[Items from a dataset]
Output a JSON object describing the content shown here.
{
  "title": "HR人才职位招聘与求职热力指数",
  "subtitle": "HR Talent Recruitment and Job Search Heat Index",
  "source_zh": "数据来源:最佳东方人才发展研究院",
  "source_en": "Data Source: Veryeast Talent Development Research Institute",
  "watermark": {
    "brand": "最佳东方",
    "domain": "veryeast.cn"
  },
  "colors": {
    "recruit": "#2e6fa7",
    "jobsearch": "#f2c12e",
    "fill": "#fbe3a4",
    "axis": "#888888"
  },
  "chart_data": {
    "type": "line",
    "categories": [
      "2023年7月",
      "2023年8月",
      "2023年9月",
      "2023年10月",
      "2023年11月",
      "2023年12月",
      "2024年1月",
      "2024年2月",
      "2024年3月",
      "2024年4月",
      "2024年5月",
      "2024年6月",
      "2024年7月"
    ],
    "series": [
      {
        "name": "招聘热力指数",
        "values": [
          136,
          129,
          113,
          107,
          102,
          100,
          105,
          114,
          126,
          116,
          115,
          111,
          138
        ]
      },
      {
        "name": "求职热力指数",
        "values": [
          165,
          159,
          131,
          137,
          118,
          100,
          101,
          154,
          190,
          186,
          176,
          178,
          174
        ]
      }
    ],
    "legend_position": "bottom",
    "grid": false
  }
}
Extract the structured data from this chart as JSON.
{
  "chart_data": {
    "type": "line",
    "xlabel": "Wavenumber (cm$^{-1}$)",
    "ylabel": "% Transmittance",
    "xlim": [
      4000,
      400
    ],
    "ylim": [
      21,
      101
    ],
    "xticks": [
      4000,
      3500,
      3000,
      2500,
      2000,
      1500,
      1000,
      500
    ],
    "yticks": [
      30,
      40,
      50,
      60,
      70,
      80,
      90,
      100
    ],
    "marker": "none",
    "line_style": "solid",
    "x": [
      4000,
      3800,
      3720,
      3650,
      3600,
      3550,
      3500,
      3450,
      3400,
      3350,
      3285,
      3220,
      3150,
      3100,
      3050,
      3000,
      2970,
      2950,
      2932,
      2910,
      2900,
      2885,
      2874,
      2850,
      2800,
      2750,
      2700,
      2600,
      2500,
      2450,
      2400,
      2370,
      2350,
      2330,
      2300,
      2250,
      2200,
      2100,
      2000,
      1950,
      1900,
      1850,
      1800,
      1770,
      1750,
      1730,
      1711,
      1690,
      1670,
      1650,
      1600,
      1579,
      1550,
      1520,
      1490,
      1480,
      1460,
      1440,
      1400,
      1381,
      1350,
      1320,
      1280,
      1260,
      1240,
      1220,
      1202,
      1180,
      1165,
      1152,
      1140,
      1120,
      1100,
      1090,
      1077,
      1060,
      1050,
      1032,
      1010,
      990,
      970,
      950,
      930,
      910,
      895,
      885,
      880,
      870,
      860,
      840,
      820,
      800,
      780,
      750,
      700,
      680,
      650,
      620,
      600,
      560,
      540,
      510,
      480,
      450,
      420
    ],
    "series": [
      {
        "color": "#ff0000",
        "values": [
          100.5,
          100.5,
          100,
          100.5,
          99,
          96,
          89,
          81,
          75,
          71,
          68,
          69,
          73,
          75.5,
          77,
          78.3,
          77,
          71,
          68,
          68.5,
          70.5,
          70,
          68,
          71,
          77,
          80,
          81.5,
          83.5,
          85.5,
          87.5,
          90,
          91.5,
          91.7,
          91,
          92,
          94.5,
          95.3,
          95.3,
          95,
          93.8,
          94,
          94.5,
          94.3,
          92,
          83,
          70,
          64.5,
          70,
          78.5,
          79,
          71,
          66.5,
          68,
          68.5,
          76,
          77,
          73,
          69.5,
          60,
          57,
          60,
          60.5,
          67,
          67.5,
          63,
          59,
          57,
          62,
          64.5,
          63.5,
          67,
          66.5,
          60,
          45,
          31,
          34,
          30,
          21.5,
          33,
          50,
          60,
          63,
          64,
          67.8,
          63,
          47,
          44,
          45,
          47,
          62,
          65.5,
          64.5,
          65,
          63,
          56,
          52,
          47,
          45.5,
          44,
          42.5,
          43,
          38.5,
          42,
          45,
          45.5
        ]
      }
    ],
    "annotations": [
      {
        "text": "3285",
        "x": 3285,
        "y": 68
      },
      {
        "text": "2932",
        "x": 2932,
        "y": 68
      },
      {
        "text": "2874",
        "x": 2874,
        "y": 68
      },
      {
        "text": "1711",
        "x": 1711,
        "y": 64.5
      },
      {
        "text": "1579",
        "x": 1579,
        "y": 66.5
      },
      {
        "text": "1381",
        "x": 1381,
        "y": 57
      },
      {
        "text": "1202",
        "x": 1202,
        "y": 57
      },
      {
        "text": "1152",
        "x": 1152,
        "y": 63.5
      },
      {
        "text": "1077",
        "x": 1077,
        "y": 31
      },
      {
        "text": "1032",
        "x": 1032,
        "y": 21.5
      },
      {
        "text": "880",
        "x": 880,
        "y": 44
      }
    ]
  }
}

- [WHAT YOU WILL DO]: Copy every line that contains the string "Talent".

- [THE RESULT]:
  "subtitle": "HR Talent Recruitment and Job Search Heat Index",
  "source_en": "Data Source: Veryeast Talent Development Research Institute",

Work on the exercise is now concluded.